▶ **Items listed in a dataset**
** begin **

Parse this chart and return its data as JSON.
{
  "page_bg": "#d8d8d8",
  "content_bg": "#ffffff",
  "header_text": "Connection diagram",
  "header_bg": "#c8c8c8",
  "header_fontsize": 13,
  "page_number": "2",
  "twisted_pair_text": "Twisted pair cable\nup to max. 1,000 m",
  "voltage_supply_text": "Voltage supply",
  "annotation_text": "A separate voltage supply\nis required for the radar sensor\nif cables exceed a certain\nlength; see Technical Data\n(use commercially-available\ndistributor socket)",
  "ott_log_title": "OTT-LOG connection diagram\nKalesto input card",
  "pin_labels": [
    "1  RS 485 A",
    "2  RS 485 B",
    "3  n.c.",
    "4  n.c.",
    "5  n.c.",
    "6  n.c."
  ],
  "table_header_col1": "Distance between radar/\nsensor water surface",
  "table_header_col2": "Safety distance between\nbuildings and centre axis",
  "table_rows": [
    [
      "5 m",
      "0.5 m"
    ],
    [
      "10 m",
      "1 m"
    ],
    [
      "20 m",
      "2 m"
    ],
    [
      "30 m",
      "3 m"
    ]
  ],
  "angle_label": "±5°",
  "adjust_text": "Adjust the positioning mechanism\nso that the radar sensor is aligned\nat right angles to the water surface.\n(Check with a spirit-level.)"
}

** end **

▶ **PROBLEM TO SOLVE**
Write out the full set of records exactly as given.

▶ **WRITTEN ANSWER**
Parse this chart and return its data as JSON.
{
  "page_bg": "#d8d8d8",
  "content_bg": "#ffffff",
  "header_text": "Connection diagram",
  "header_bg": "#c8c8c8",
  "header_fontsize": 13,
  "page_number": "2",
  "twisted_pair_text": "Twisted pair cable\nup to max. 1,000 m",
  "voltage_supply_text": "Voltage supply",
  "annotation_text": "A separate voltage supply\nis required for the radar sensor\nif cables exceed a certain\nlength; see Technical Data\n(use commercially-available\ndistributor socket)",
  "ott_log_title": "OTT-LOG connection diagram\nKalesto input card",
  "pin_labels": [
    "1  RS 485 A",
    "2  RS 485 B",
    "3  n.c.",
    "4  n.c.",
    "5  n.c.",
    "6  n.c."
  ],
  "table_header_col1": "Distance between radar/\nsensor water surface",
  "table_header_col2": "Safety distance between\nbuildings and centre axis",
  "table_rows": [
    [
      "5 m",
      "0.5 m"
    ],
    [
      "10 m",
      "1 m"
    ],
    [
      "20 m",
      "2 m"
    ],
    [
      "30 m",
      "3 m"
    ]
  ],
  "angle_label": "±5°",
  "adjust_text": "Adjust the positioning mechanism\nso that the radar sensor is aligned\nat right angles to the water surface.\n(Check with a spirit-level.)"
}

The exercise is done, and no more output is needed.